> _Stored rows_
-*-*-
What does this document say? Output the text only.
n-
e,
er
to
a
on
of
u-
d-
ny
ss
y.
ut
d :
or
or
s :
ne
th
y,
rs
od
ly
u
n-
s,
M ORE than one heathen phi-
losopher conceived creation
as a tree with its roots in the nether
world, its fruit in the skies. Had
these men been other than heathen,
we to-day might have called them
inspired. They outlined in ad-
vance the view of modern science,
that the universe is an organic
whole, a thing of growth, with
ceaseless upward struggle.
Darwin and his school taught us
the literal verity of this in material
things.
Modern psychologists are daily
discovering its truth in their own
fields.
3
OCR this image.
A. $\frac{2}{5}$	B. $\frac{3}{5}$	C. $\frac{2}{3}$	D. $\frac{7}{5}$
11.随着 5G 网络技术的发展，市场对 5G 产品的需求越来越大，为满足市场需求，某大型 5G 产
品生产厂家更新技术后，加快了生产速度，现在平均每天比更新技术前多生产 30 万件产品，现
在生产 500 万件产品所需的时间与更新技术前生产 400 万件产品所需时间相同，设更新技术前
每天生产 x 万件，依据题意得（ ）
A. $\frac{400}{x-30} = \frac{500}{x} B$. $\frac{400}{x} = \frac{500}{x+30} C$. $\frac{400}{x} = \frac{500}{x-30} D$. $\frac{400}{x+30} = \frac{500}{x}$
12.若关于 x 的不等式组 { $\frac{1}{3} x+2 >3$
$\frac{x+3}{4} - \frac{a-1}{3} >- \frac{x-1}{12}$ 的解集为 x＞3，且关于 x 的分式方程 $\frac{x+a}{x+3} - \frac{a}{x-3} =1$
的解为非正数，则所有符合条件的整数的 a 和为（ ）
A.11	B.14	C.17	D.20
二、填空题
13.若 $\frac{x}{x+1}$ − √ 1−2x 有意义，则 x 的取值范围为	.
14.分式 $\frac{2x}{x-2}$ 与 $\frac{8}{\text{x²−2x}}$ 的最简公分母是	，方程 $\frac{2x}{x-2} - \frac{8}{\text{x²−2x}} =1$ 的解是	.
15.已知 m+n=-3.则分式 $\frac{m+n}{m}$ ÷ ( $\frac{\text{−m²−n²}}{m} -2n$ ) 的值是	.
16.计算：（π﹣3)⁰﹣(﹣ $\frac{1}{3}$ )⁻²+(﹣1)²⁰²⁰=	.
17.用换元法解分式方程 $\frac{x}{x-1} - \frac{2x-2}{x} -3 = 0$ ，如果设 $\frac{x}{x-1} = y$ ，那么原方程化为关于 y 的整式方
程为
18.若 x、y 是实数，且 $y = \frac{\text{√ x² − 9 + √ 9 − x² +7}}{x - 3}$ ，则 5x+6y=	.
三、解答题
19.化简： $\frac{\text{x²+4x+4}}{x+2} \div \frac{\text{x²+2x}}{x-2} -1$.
-*-*-
> _Goal_
Gather each line of the listing that holds the string "frac".

> _Answer to the problem_
A. $\frac{2}{5}$	B. $\frac{3}{5}$	C. $\frac{2}{3}$	D. $\frac{7}{5}$
A. $\frac{400}{x-30} = \frac{500}{x} B$. $\frac{400}{x} = \frac{500}{x+30} C$. $\frac{400}{x} = \frac{500}{x-30} D$. $\frac{400}{x+30} = \frac{500}{x}$
12.若关于 x 的不等式组 { $\frac{1}{3} x+2 >3$
$\frac{x+3}{4} - \frac{a-1}{3} >- \frac{x-1}{12}$ 的解集为 x＞3，且关于 x 的分式方程 $\frac{x+a}{x+3} - \frac{a}{x-3} =1$
13.若 $\frac{x}{x+1}$ − √ 1−2x 有意义，则 x 的取值范围为	.
14.分式 $\frac{2x}{x-2}$ 与 $\frac{8}{\text{x²−2x}}$ 的最简公分母是	，方程 $\frac{2x}{x-2} - \frac{8}{\text{x²−2x}} =1$ 的解是	.
15.已知 m+n=-3.则分式 $\frac{m+n}{m}$ ÷ ( $\frac{\text{−m²−n²}}{m} -2n$ ) 的值是	.
16.计算：（π﹣3)⁰﹣(﹣ $\frac{1}{3}$ )⁻²+(﹣1)²⁰²⁰=	.
17.用换元法解分式方程 $\frac{x}{x-1} - \frac{2x-2}{x} -3 = 0$ ，如果设 $\frac{x}{x-1} = y$ ，那么原方程化为关于 y 的整式方
18.若 x、y 是实数，且 $y = \frac{\text{√ x² − 9 + √ 9 − x² +7}}{x - 3}$ ，则 5x+6y=	.
19.化简： $\frac{\text{x²+4x+4}}{x+2} \div \frac{\text{x²+2x}}{x-2} -1$.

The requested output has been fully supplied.